**Written instruction**
Pull every "Model" line out of the data below.

■ ■ ■ ■ ■

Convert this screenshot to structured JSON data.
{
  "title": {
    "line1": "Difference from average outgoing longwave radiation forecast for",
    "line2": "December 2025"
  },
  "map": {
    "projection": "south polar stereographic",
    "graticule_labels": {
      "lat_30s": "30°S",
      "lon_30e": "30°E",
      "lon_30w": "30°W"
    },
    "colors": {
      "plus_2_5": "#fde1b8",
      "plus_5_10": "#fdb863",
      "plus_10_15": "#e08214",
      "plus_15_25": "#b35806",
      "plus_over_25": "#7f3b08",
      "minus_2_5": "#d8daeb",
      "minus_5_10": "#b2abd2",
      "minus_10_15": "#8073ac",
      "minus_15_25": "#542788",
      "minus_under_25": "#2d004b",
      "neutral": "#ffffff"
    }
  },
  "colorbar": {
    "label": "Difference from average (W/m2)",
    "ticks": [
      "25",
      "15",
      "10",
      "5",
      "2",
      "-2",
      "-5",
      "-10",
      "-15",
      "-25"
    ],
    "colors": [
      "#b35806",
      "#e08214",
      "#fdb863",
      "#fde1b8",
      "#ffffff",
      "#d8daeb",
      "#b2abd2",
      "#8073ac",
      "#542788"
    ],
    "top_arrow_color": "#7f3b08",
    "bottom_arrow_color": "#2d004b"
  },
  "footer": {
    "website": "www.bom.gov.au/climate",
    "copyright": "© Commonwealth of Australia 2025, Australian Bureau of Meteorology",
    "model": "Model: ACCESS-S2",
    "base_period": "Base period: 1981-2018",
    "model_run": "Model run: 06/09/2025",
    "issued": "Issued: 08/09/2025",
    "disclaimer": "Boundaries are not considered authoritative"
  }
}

■ ■ ■ ■ ■

**Worked solution**
    "model": "Model: ACCESS-S2",
    "model_run": "Model run: 06/09/2025",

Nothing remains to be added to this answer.